**WRITTEN EXERCISE**
Beginning with the line in which "Serialize everything readable" appears, transcribe each line word for word until the records end. Do not include pictures.
** START OF SUPPLIED RECORDS **
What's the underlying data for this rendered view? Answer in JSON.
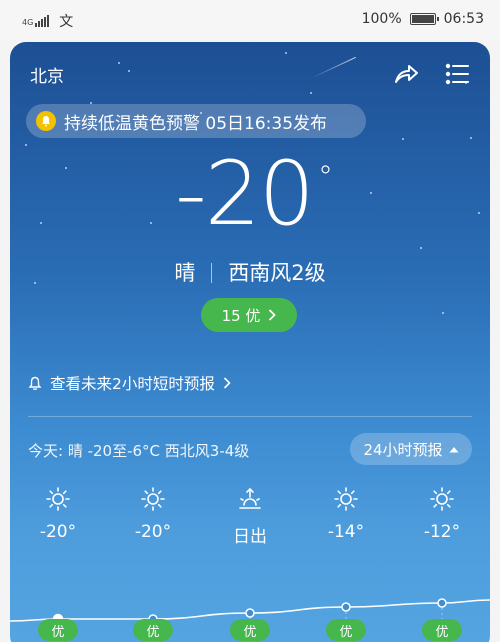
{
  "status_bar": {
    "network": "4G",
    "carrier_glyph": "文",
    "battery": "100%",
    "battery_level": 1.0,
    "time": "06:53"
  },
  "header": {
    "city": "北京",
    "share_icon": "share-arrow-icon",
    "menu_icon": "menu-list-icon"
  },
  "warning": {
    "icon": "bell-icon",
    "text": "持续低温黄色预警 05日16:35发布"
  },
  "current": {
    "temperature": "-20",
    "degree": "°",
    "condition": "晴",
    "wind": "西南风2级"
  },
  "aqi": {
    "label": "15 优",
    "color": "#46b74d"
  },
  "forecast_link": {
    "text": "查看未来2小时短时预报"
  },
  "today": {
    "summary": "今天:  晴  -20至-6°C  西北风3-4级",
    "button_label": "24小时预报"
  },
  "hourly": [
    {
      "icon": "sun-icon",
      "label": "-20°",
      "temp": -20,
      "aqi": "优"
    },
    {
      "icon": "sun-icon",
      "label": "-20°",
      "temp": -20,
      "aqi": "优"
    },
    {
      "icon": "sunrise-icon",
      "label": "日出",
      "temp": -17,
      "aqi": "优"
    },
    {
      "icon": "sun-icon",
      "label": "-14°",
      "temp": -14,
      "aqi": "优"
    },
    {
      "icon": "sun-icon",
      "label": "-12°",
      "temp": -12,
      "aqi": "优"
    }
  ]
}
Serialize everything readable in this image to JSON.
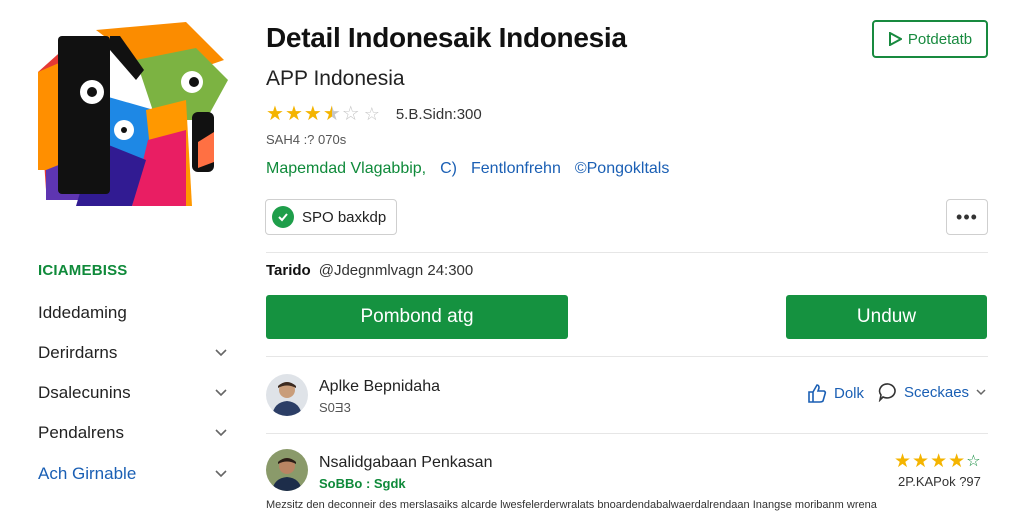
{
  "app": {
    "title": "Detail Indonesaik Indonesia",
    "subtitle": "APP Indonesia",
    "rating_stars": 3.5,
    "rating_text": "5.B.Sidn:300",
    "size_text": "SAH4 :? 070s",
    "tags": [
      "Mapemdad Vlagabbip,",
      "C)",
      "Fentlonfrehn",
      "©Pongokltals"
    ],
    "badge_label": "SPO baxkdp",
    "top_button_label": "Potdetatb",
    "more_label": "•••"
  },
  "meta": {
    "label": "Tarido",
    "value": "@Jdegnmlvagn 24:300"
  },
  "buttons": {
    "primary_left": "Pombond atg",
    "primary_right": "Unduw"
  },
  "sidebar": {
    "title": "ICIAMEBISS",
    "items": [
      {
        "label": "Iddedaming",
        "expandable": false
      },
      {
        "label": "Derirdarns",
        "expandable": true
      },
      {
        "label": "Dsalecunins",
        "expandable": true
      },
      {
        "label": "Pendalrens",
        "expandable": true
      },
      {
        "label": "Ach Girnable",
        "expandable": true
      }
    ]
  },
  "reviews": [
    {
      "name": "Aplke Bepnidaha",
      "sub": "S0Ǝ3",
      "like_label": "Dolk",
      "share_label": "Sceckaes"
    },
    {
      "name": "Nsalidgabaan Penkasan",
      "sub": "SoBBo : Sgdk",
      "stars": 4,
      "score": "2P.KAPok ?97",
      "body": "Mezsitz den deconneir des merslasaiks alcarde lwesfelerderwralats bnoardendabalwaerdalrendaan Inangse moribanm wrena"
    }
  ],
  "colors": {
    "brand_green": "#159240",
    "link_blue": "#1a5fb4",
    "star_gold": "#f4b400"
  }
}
** END OF SUPPLIED RECORDS **
**IN RESPONSE**
Serialize everything readable in this image to JSON.
{
  "app": {
    "title": "Detail Indonesaik Indonesia",
    "subtitle": "APP Indonesia",
    "rating_stars": 3.5,
    "rating_text": "5.B.Sidn:300",
    "size_text": "SAH4 :? 070s",
    "tags": [
      "Mapemdad Vlagabbip,",
      "C)",
      "Fentlonfrehn",
      "©Pongokltals"
    ],
    "badge_label": "SPO baxkdp",
    "top_button_label": "Potdetatb",
    "more_label": "•••"
  },
  "meta": {
    "label": "Tarido",
    "value": "@Jdegnmlvagn 24:300"
  },
  "buttons": {
    "primary_left": "Pombond atg",
    "primary_right": "Unduw"
  },
  "sidebar": {
    "title": "ICIAMEBISS",
    "items": [
      {
        "label": "Iddedaming",
        "expandable": false
      },
      {
        "label": "Derirdarns",
        "expandable": true
      },
      {
        "label": "Dsalecunins",
        "expandable": true
      },
      {
        "label": "Pendalrens",
        "expandable": true
      },
      {
        "label": "Ach Girnable",
        "expandable": true
      }
    ]
  },
  "reviews": [
    {
      "name": "Aplke Bepnidaha",
      "sub": "S0Ǝ3",
      "like_label": "Dolk",
      "share_label": "Sceckaes"
    },
    {
      "name": "Nsalidgabaan Penkasan",
      "sub": "SoBBo : Sgdk",
      "stars": 4,
      "score": "2P.KAPok ?97",
      "body": "Mezsitz den deconneir des merslasaiks alcarde lwesfelerderwralats bnoardendabalwaerdalrendaan Inangse moribanm wrena"
    }
  ],
  "colors": {
    "brand_green": "#159240",
    "link_blue": "#1a5fb4",
    "star_gold": "#f4b400"
  }
}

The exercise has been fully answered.